**Aim**
Write out the entire listing below exactly as it appears, minus any pictures.

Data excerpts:
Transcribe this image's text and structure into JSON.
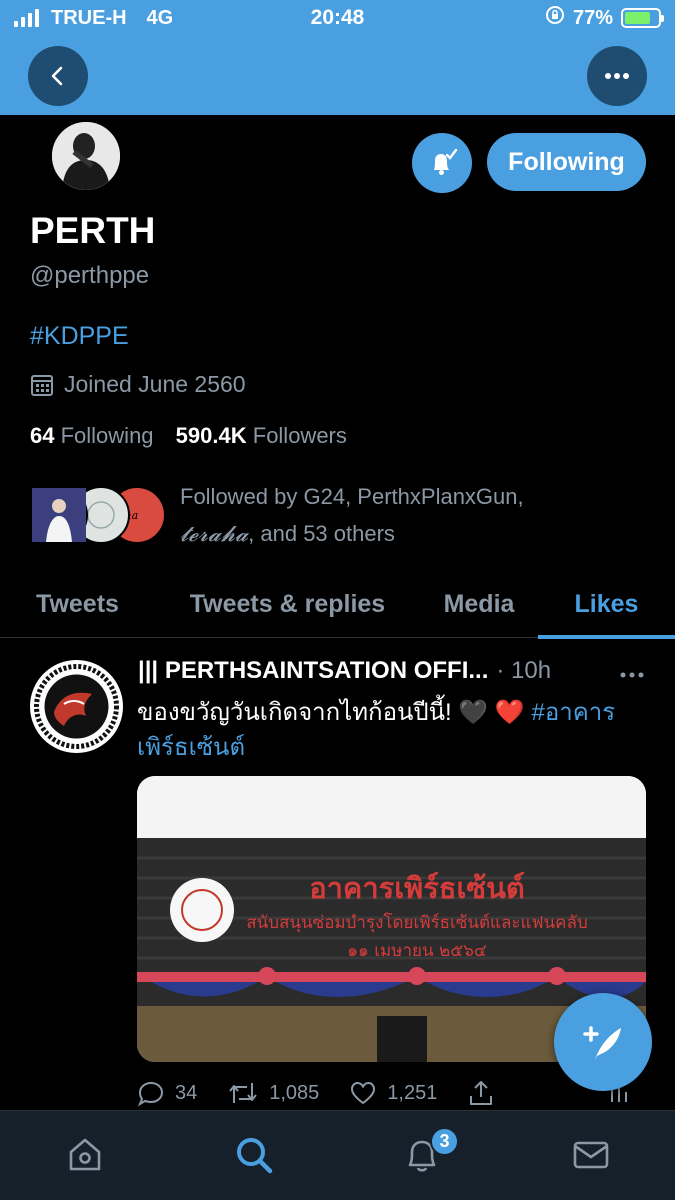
{
  "status_bar": {
    "carrier": "TRUE-H",
    "network": "4G",
    "time": "20:48",
    "battery": "77%",
    "battery_fraction": 0.77
  },
  "header": {
    "back_icon": "chevron-left-icon",
    "more_icon": "more-horizontal-icon"
  },
  "profile": {
    "name": "PERTH",
    "handle": "@perthppe",
    "bio": "#KDPPE",
    "joined": "Joined June 2560",
    "following_count": "64",
    "following_label": "Following",
    "followers_count": "590.4K",
    "followers_label": "Followers",
    "follow_button": "Following",
    "followed_by": "Followed by G24, PerthxPlanxGun,",
    "followed_by_2_name": "𝓽𝓮𝓻𝓪𝓱𝓪",
    "followed_by_2_rest": ", and 53 others"
  },
  "tabs": [
    {
      "label": "Tweets"
    },
    {
      "label": "Tweets & replies"
    },
    {
      "label": "Media"
    },
    {
      "label": "Likes"
    }
  ],
  "tweet": {
    "author": "||| PERTHSAINTSATION OFFI...",
    "time": "· 10h",
    "text": "ของขวัญวันเกิดจากไทก้อนปีนี้! 🖤 ❤️ ",
    "hashtag": "#อาคารเพิร์ธเซ้นต์",
    "sign_title": "อาคารเพิร์ธเซ้นต์",
    "sign_sub": "สนับสนุนซ่อมบำรุงโดยเพิร์ธเซ้นต์และแฟนคลับ",
    "sign_date": "๑๑ เมษายน ๒๕๖๔",
    "replies": "34",
    "retweets": "1,085",
    "likes": "1,251"
  },
  "bottom_nav": {
    "notification_badge": "3"
  },
  "colors": {
    "accent": "#4a9fe0",
    "background": "#000000",
    "muted": "#8b98a5"
  }
}
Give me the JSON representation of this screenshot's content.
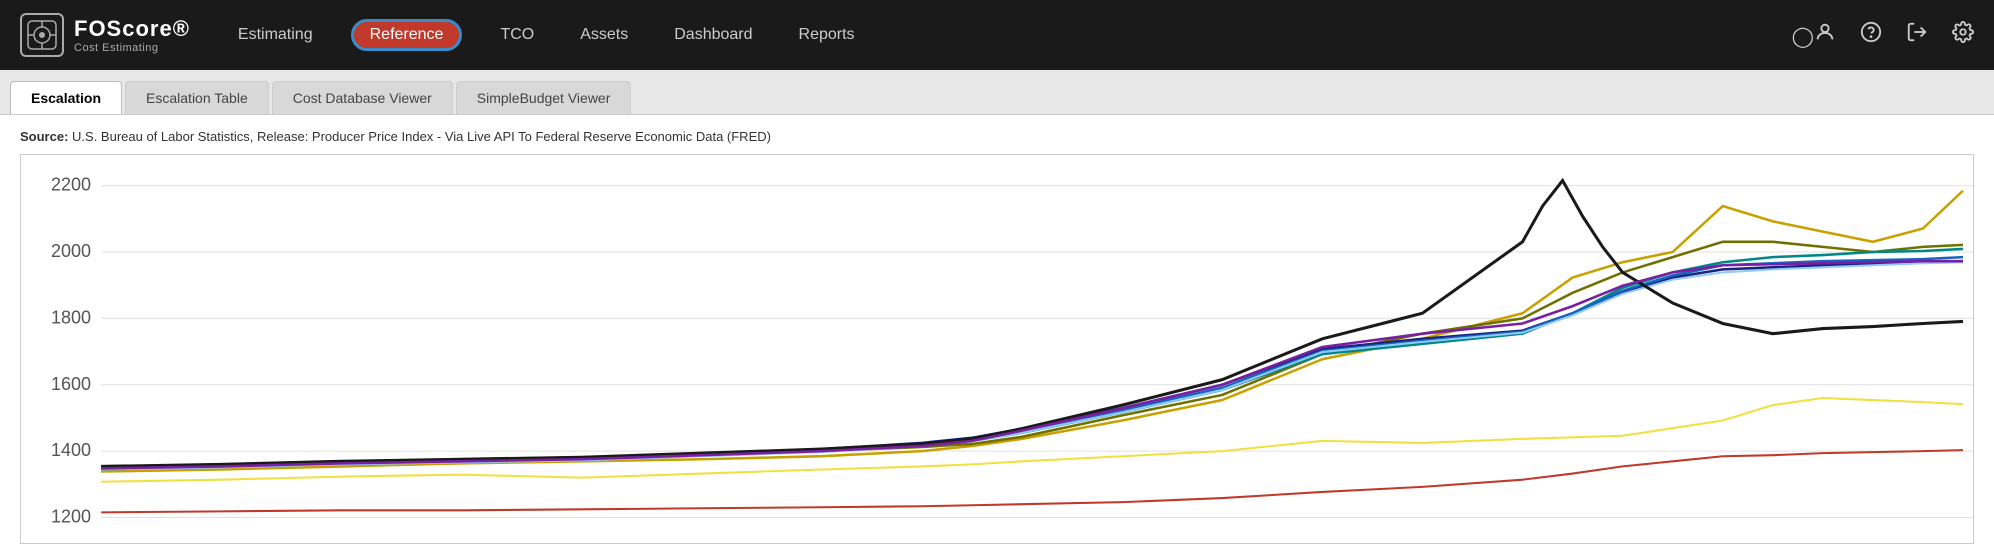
{
  "header": {
    "logo_name": "FOScore®",
    "logo_sub": "Cost Estimating",
    "nav": [
      {
        "id": "estimating",
        "label": "Estimating",
        "active": false
      },
      {
        "id": "reference",
        "label": "Reference",
        "active": true
      },
      {
        "id": "tco",
        "label": "TCO",
        "active": false
      },
      {
        "id": "assets",
        "label": "Assets",
        "active": false
      },
      {
        "id": "dashboard",
        "label": "Dashboard",
        "active": false
      },
      {
        "id": "reports",
        "label": "Reports",
        "active": false
      }
    ],
    "icons": [
      "user-icon",
      "help-icon",
      "logout-icon",
      "settings-icon"
    ]
  },
  "tabs": [
    {
      "id": "escalation",
      "label": "Escalation",
      "active": true
    },
    {
      "id": "escalation-table",
      "label": "Escalation Table",
      "active": false
    },
    {
      "id": "cost-database-viewer",
      "label": "Cost Database Viewer",
      "active": false
    },
    {
      "id": "simplebudget-viewer",
      "label": "SimpleBudget Viewer",
      "active": false
    }
  ],
  "source_label": "Source:",
  "source_text": " U.S. Bureau of Labor Statistics, Release: Producer Price Index  - Via Live API To Federal Reserve Economic Data (FRED)",
  "chart": {
    "y_labels": [
      "2200",
      "2000",
      "1800",
      "1600",
      "1400"
    ],
    "colors": {
      "black": "#1a1a1a",
      "gold": "#c8a000",
      "olive": "#808000",
      "teal": "#008080",
      "dark_blue": "#1a237e",
      "blue": "#1565c0",
      "light_blue": "#90caf9",
      "yellow": "#f9e400",
      "dark_yellow": "#b8860b",
      "red": "#c0392b",
      "purple": "#6a0dad"
    }
  }
}
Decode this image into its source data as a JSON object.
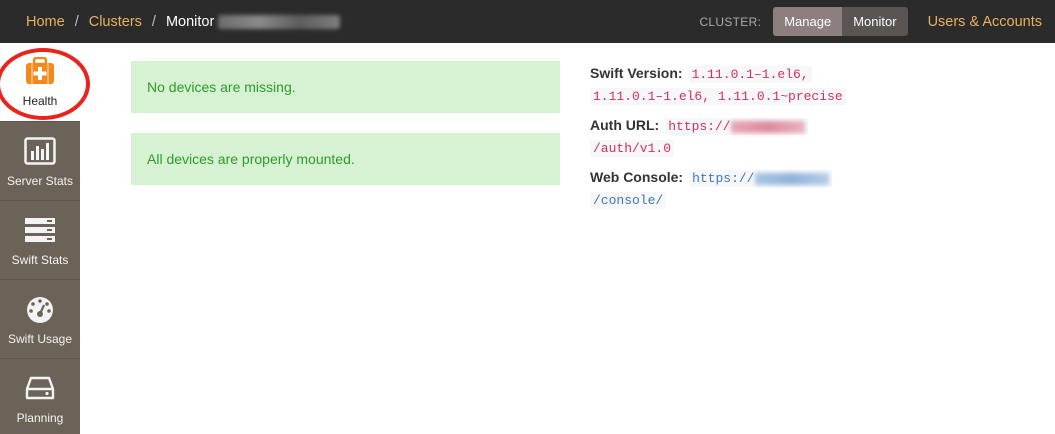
{
  "topbar": {
    "breadcrumbs": {
      "home": "Home",
      "clusters": "Clusters",
      "current": "Monitor",
      "separator": "/"
    },
    "cluster_label": "CLUSTER:",
    "manage_label": "Manage",
    "monitor_label": "Monitor",
    "users_label": "Users & Accounts"
  },
  "sidebar": {
    "items": [
      {
        "label": "Health",
        "icon": "medkit-icon"
      },
      {
        "label": "Server Stats",
        "icon": "bar-chart-icon"
      },
      {
        "label": "Swift Stats",
        "icon": "server-stack-icon"
      },
      {
        "label": "Swift Usage",
        "icon": "dashboard-gauge-icon"
      },
      {
        "label": "Planning",
        "icon": "hard-drive-icon"
      }
    ]
  },
  "alerts": {
    "missing": "No devices are missing.",
    "mounted": "All devices are properly mounted."
  },
  "info": {
    "swift_version_key": "Swift Version:",
    "swift_version_line1": "1.11.0.1–1.el6,",
    "swift_version_line2": "1.11.0.1–1.el6, 1.11.0.1~precise",
    "auth_url_key": "Auth URL:",
    "auth_url_prefix": "https://",
    "auth_url_suffix": "/auth/v1.0",
    "web_console_key": "Web Console:",
    "web_console_prefix": "https://",
    "web_console_suffix": "/console/"
  },
  "colors": {
    "topbar_bg": "#2b2b2b",
    "link_accent": "#e8b15c",
    "sidebar_bg": "#6b6358",
    "alert_bg": "#d6f2d3",
    "alert_text": "#2e9b2a",
    "annotation_red": "#e8241d"
  }
}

**Answer to the task**
Transcribe this image's text and structure into JSON.
{
  "status_bar": {
    "carrier": "TRUE-H",
    "network": "4G",
    "time": "20:48",
    "battery": "77%",
    "battery_fraction": 0.77
  },
  "header": {
    "back_icon": "chevron-left-icon",
    "more_icon": "more-horizontal-icon"
  },
  "profile": {
    "name": "PERTH",
    "handle": "@perthppe",
    "bio": "#KDPPE",
    "joined": "Joined June 2560",
    "following_count": "64",
    "following_label": "Following",
    "followers_count": "590.4K",
    "followers_label": "Followers",
    "follow_button": "Following",
    "followed_by": "Followed by G24, PerthxPlanxGun,",
    "followed_by_2_name": "𝓽𝓮𝓻𝓪𝓱𝓪",
    "followed_by_2_rest": ", and 53 others"
  },
  "tabs": [
    {
      "label": "Tweets"
    },
    {
      "label": "Tweets & replies"
    },
    {
      "label": "Media"
    },
    {
      "label": "Likes"
    }
  ],
  "tweet": {
    "author": "||| PERTHSAINTSATION OFFI...",
    "time": "· 10h",
    "text": "ของขวัญวันเกิดจากไทก้อนปีนี้! 🖤 ❤️ ",
    "hashtag": "#อาคารเพิร์ธเซ้นต์",
    "sign_title": "อาคารเพิร์ธเซ้นต์",
    "sign_sub": "สนับสนุนซ่อมบำรุงโดยเพิร์ธเซ้นต์และแฟนคลับ",
    "sign_date": "๑๑ เมษายน ๒๕๖๔",
    "replies": "34",
    "retweets": "1,085",
    "likes": "1,251"
  },
  "bottom_nav": {
    "notification_badge": "3"
  },
  "colors": {
    "accent": "#4a9fe0",
    "background": "#000000",
    "muted": "#8b98a5"
  }
}
Give me the JSON representation of this screenshot's content.
{
  "header": {
    "logo_name": "FOScore®",
    "logo_sub": "Cost Estimating",
    "nav": [
      {
        "id": "estimating",
        "label": "Estimating",
        "active": false
      },
      {
        "id": "reference",
        "label": "Reference",
        "active": true
      },
      {
        "id": "tco",
        "label": "TCO",
        "active": false
      },
      {
        "id": "assets",
        "label": "Assets",
        "active": false
      },
      {
        "id": "dashboard",
        "label": "Dashboard",
        "active": false
      },
      {
        "id": "reports",
        "label": "Reports",
        "active": false
      }
    ],
    "icons": [
      "user-icon",
      "help-icon",
      "logout-icon",
      "settings-icon"
    ]
  },
  "tabs": [
    {
      "id": "escalation",
      "label": "Escalation",
      "active": true
    },
    {
      "id": "escalation-table",
      "label": "Escalation Table",
      "active": false
    },
    {
      "id": "cost-database-viewer",
      "label": "Cost Database Viewer",
      "active": false
    },
    {
      "id": "simplebudget-viewer",
      "label": "SimpleBudget Viewer",
      "active": false
    }
  ],
  "source_label": "Source:",
  "source_text": " U.S. Bureau of Labor Statistics, Release: Producer Price Index  - Via Live API To Federal Reserve Economic Data (FRED)",
  "chart": {
    "y_labels": [
      "2200",
      "2000",
      "1800",
      "1600",
      "1400"
    ],
    "colors": {
      "black": "#1a1a1a",
      "gold": "#c8a000",
      "olive": "#808000",
      "teal": "#008080",
      "dark_blue": "#1a237e",
      "blue": "#1565c0",
      "light_blue": "#90caf9",
      "yellow": "#f9e400",
      "dark_yellow": "#b8860b",
      "red": "#c0392b",
      "purple": "#6a0dad"
    }
  }
}
Decode this image into its source data as a JSON object.
{
  "topbar": {
    "breadcrumbs": {
      "home": "Home",
      "clusters": "Clusters",
      "current": "Monitor",
      "separator": "/"
    },
    "cluster_label": "CLUSTER:",
    "manage_label": "Manage",
    "monitor_label": "Monitor",
    "users_label": "Users & Accounts"
  },
  "sidebar": {
    "items": [
      {
        "label": "Health",
        "icon": "medkit-icon"
      },
      {
        "label": "Server Stats",
        "icon": "bar-chart-icon"
      },
      {
        "label": "Swift Stats",
        "icon": "server-stack-icon"
      },
      {
        "label": "Swift Usage",
        "icon": "dashboard-gauge-icon"
      },
      {
        "label": "Planning",
        "icon": "hard-drive-icon"
      }
    ]
  },
  "alerts": {
    "missing": "No devices are missing.",
    "mounted": "All devices are properly mounted."
  },
  "info": {
    "swift_version_key": "Swift Version:",
    "swift_version_line1": "1.11.0.1–1.el6,",
    "swift_version_line2": "1.11.0.1–1.el6, 1.11.0.1~precise",
    "auth_url_key": "Auth URL:",
    "auth_url_prefix": "https://",
    "auth_url_suffix": "/auth/v1.0",
    "web_console_key": "Web Console:",
    "web_console_prefix": "https://",
    "web_console_suffix": "/console/"
  },
  "colors": {
    "topbar_bg": "#2b2b2b",
    "link_accent": "#e8b15c",
    "sidebar_bg": "#6b6358",
    "alert_bg": "#d6f2d3",
    "alert_text": "#2e9b2a",
    "annotation_red": "#e8241d"
  }
}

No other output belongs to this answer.